By the Editorial Board
August 23, 2023
The Washington Post
Nearly half a million casualties, including almost 200,000 dead — that is the staggering toll to date of the slaughter by which history will remember Russian President Vladimir Putin’s lawless invasion of Ukraine. The estimates, by U.S. officials, are a running count as the war reaches its 18th month this week. The numbers will surely climb.
No end to the carnage is in sight, and calls for a negotiated solution are wishful thinking at this point. As Mr. Putin invests in Russia’s war economy, he shows no signs of giving up his fantasy of Russian neo-imperial glory. That hard truth leaves the United States and its European allies with few appealing options, especially as Ukraine’s grinding military offensive, launched in early June, remains far short of its goal: to evict Russia’s forces. Deeply entrenched in a miles-deep maze of defensive lines behind some of the most heavily mined terrain on Earth, the occupiers retain control of roughly 18 percent of Ukrainian territory.
According to a recent Post report, U.S. intelligence officials have concluded that Kyiv is unlikely to achieve its main objective this year: breaking south through enemy lines and reaching the Sea of Azov. The idea was to sever the occupied corridor through Ukraine that connects Russia to the Crimean peninsula, which Moscow seized illegally in 2014.
Washington’s intelligence assessments have been wrong in the past, specifically by overestimating the proficiency of Russia’s military and the competence of its political leadership, and by underestimating Ukraine’s resolve and resourcefulness on the battlefield. Reports from the front lines and from Russian military bloggers suggest that Ukrainian morale remains high and that badly led, poorly supplied Russian troops are increasingly desperate. Kyiv’s forces continue to make modest gains despite the daunting challenge of advancing against Russia’s massively fortified positions.
Still, the raw disparities of scale in this fight are not going to disappear. Russia’s huge advantages in population and weapons-making capacity are bolstered by Mr. Putin’s decision to mobilize the nation’s industrial might to sustain an indefinite war. The Kremlin, having intensified its propaganda and crackdown on political dissent, has all but eliminated public expressions of antiwar views. The war could continue for years — waxing, waning or frozen.

◆ **DIRECTIVE A**
Reproduce the records word for word, starting at their first line and ending with the line that contains "orientation-gizmo[interactable] [650,48,702,103]", both included.

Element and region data
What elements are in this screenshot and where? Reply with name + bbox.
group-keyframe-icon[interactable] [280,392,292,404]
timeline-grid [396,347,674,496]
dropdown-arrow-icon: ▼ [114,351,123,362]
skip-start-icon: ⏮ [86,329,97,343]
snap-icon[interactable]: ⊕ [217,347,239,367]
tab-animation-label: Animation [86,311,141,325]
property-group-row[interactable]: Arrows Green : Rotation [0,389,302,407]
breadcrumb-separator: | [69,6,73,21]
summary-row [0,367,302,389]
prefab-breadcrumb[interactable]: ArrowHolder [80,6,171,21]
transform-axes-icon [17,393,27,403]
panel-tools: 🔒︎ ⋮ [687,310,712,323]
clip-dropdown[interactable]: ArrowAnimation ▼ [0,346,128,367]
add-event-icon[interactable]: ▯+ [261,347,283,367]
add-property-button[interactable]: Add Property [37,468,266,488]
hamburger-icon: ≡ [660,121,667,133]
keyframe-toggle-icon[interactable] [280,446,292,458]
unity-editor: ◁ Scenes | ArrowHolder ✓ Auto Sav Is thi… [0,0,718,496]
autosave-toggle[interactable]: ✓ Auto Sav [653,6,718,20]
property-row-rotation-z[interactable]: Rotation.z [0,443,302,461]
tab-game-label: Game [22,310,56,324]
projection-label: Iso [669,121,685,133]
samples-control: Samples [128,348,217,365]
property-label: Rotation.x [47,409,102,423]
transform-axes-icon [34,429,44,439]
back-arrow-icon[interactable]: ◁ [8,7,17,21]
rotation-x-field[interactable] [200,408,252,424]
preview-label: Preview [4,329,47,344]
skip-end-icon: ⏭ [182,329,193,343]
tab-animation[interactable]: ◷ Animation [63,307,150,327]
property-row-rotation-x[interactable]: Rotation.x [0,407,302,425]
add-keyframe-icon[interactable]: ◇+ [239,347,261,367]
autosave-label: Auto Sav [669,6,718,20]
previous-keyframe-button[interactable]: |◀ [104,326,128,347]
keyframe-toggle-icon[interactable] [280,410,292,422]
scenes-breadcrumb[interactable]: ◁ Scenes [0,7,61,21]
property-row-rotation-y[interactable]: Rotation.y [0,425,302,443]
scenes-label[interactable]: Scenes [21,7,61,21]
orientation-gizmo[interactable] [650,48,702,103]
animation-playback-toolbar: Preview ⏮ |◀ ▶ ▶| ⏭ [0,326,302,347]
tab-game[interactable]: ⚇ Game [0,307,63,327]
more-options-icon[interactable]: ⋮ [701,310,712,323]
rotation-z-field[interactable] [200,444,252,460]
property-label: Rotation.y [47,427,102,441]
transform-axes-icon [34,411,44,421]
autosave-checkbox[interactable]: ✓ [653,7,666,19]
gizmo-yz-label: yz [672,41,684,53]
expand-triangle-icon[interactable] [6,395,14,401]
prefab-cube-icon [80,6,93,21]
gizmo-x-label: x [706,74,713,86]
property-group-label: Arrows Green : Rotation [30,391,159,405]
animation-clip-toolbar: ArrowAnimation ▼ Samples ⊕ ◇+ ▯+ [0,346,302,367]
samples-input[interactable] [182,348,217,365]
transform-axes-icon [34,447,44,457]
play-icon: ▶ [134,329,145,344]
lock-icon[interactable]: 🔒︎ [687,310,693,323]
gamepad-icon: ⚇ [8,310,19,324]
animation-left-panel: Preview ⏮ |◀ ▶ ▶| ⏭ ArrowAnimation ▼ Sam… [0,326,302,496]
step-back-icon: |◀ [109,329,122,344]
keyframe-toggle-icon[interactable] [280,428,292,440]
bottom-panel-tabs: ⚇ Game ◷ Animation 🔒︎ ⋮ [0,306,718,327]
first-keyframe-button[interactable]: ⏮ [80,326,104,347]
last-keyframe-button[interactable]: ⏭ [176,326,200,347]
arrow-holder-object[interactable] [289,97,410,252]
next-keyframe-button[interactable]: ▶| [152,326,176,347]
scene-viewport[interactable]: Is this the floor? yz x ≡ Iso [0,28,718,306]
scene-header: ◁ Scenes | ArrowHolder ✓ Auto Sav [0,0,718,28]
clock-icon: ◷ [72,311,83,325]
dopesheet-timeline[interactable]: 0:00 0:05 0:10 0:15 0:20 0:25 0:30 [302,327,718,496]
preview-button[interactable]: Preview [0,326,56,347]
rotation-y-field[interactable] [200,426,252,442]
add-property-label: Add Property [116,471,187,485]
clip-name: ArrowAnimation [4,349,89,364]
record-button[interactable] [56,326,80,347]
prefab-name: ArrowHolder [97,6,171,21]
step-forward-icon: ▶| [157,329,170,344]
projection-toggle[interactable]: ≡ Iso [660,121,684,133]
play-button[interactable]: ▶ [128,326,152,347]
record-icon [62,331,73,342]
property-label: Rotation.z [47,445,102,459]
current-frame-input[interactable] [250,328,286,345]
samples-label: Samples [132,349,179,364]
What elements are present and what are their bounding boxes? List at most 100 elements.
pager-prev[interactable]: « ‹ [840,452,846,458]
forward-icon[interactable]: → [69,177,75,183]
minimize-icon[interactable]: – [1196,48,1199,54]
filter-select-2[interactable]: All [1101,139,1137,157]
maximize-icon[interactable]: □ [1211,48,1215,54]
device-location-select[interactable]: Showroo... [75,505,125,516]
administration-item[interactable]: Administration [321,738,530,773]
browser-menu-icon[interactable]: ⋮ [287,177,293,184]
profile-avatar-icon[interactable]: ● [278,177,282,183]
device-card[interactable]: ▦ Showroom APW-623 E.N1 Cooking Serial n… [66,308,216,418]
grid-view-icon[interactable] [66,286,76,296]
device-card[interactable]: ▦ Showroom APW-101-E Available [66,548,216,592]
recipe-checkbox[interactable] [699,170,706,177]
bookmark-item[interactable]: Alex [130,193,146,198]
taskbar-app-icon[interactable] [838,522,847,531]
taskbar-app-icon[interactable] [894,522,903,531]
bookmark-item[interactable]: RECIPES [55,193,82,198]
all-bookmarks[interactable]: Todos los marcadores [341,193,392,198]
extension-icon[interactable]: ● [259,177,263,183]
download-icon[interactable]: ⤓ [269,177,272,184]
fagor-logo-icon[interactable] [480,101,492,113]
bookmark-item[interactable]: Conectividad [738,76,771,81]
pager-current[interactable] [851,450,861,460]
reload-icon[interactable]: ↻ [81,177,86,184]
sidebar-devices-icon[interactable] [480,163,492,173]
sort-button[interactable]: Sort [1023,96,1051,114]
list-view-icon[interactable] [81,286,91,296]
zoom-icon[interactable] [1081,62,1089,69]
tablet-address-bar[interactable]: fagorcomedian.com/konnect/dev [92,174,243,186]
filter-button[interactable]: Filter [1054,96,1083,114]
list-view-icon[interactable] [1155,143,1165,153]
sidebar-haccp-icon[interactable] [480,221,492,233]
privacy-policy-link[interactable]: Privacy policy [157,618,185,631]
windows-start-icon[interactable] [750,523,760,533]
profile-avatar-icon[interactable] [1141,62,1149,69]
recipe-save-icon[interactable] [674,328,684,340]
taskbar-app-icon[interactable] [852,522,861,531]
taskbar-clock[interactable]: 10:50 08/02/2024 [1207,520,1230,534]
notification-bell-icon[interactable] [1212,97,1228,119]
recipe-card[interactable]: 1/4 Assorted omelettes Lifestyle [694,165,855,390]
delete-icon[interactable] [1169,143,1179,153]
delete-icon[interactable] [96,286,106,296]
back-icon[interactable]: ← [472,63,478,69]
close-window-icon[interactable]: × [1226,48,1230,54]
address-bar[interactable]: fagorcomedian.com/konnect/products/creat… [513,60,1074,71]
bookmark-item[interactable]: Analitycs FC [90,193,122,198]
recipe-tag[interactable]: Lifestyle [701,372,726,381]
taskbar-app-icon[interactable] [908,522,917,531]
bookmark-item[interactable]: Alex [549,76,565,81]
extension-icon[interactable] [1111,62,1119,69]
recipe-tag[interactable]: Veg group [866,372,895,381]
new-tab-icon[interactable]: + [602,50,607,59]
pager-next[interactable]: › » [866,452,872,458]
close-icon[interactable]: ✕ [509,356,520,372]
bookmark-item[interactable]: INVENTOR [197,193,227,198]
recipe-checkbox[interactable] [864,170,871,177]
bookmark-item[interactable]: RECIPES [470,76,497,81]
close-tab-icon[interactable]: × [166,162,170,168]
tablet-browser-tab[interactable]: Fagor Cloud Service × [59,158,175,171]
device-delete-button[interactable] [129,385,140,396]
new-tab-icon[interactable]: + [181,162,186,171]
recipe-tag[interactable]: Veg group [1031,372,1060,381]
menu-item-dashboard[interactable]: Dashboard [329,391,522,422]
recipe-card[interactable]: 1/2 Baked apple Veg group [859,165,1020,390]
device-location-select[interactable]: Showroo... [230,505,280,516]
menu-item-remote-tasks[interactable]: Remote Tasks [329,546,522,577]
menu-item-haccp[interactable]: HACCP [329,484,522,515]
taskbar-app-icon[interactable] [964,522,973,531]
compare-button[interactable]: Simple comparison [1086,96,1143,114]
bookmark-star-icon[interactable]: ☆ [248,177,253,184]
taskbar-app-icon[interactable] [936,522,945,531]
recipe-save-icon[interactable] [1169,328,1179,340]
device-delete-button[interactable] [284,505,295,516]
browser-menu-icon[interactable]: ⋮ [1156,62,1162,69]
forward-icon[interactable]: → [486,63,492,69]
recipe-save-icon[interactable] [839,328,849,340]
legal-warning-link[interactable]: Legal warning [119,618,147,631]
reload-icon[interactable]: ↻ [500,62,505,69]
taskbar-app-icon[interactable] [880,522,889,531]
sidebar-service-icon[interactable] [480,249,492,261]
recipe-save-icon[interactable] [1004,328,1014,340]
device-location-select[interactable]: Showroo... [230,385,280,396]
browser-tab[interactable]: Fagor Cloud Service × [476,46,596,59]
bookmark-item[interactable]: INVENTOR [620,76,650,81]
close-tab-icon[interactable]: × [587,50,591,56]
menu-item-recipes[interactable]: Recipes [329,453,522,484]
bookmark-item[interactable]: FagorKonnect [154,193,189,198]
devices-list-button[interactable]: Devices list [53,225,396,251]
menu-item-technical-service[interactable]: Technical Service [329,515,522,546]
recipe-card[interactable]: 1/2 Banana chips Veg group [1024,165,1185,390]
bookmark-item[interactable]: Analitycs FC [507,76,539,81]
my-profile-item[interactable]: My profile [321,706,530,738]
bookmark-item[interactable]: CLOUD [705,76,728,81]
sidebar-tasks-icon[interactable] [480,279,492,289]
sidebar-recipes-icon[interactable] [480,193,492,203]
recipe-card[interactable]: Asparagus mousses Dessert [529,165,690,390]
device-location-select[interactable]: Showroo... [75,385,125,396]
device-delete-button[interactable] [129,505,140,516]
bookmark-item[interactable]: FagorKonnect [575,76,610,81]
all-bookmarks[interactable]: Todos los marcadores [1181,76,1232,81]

◆ **DIRECTIVE B**
Pick up the editorial on Russia's war in Ukraine and continue it from its last sentence.

◆ **REPLY A**
What elements are in this screenshot and where? Reply with name + bbox.
group-keyframe-icon[interactable] [280,392,292,404]
timeline-grid [396,347,674,496]
dropdown-arrow-icon: ▼ [114,351,123,362]
skip-start-icon: ⏮ [86,329,97,343]
snap-icon[interactable]: ⊕ [217,347,239,367]
tab-animation-label: Animation [86,311,141,325]
property-group-row[interactable]: Arrows Green : Rotation [0,389,302,407]
breadcrumb-separator: | [69,6,73,21]
summary-row [0,367,302,389]
prefab-breadcrumb[interactable]: ArrowHolder [80,6,171,21]
transform-axes-icon [17,393,27,403]
panel-tools: 🔒︎ ⋮ [687,310,712,323]
clip-dropdown[interactable]: ArrowAnimation ▼ [0,346,128,367]
add-event-icon[interactable]: ▯+ [261,347,283,367]
add-property-button[interactable]: Add Property [37,468,266,488]
hamburger-icon: ≡ [660,121,667,133]
keyframe-toggle-icon[interactable] [280,446,292,458]
unity-editor: ◁ Scenes | ArrowHolder ✓ Auto Sav Is thi… [0,0,718,496]
autosave-toggle[interactable]: ✓ Auto Sav [653,6,718,20]
property-row-rotation-z[interactable]: Rotation.z [0,443,302,461]
tab-game-label: Game [22,310,56,324]
projection-label: Iso [669,121,685,133]
samples-control: Samples [128,348,217,365]
property-label: Rotation.x [47,409,102,423]
transform-axes-icon [34,429,44,439]
back-arrow-icon[interactable]: ◁ [8,7,17,21]
rotation-x-field[interactable] [200,408,252,424]
preview-label: Preview [4,329,47,344]
skip-end-icon: ⏭ [182,329,193,343]
tab-animation[interactable]: ◷ Animation [63,307,150,327]
property-row-rotation-x[interactable]: Rotation.x [0,407,302,425]
add-keyframe-icon[interactable]: ◇+ [239,347,261,367]
autosave-label: Auto Sav [669,6,718,20]
previous-keyframe-button[interactable]: |◀ [104,326,128,347]
keyframe-toggle-icon[interactable] [280,410,292,422]
scenes-breadcrumb[interactable]: ◁ Scenes [0,7,61,21]
property-row-rotation-y[interactable]: Rotation.y [0,425,302,443]
scenes-label[interactable]: Scenes [21,7,61,21]
orientation-gizmo[interactable] [650,48,702,103]

◆ **REPLY B**
The West, despite having sent massive amounts of military aid, has not supplied Kyiv’s forces in a timely way with the advanced fighter jets, long-range missiles and tanks that Ukrainian officials have long pleaded for. Only now are Ukrainian pilots learning to fly U.S.-made F-16 jets, which have figured prominently on Ukrainian President Volodymyr Zelensky’s wish list since the first months of the war. Delivery of the first of those jets, from the arsenals of Denmark
and Holland, is not expected until next year, too late to supply air cover for Ukrainian ground troops in their current push.
The reluctance of leaders in Washington and Europe to furnish arms on a timeline that might have improved Ukraine’s territorial gains this summer has triggered frustration in Kyiv and hand-wringing among top Western diplomats. “Had decisions been taken faster and with more anticipation on some of the weapons systems which we ended up sending, then probably the war would have taken a different path, and, in any case, we would have saved lives,” Josep Borrell, the European Union’s foreign policy chief, said this week.
Faced with a long-term war of attrition, President Biden and European leaders need a two-track strategy that encompasses short- and long-term planning to ensure Ukraine’s sovereignty and survival. The short-term piece means maintaining support, as all of Ukraine’s major allies have pledged to do. With the current flow of U.S. assistance set to run out this fall, Mr. Biden has proposed a further $24 billion military and economic aid package, more than half of which would be for weapons, materiel and intelligence to sustain Kyiv’s forces.
It is critical that Congress approve that request even as an increasing share of the American public, especially Republicans, is souring on U.S. military aid. A bipartisan majority on Capitol Hill has embraced the idea that Mr. Putin’s war of aggression is a threat not just to Ukraine’s existence and its aspirations to join the family of free, democratic nations, but also to the U.S.-led North Atlantic Treaty Organization. In the event that Mr. Putin succeeds in subjugating Ukraine, there is reason to believe his next targets would include NATO front-line members that the United States is obligated by treaty to defend — not only with weapons but also with troops.
In the long term, Washington and its allies in the Group of Seven leading industrial nations — Britain, France, Germany, Italy, Canada and Japan — have agreed to formulate bilateral military support programs meant to arm Ukraine to the point that the Kremlin would be effectively discouraged from conducting future aggressive acts. That “porcupine strategy” is designed to deter Moscow’s imperial aspirations over time. Concrete plans are needed to fulfill that promise.
NATO membership for Ukraine, which would offer the ultimate security guarantee, is not in the cards as long as the war rages. Still, Ukraine’s allies should be weighing other postwar security arrangements. If and when the war ends, one template for Washington to consider is its commitment to South Korea, a nation that has prospered, to the benefit of the United States and the global community of free nations, through decades of hefty American security assistance. A similar approach might eventually promote stability in Eastern Europe.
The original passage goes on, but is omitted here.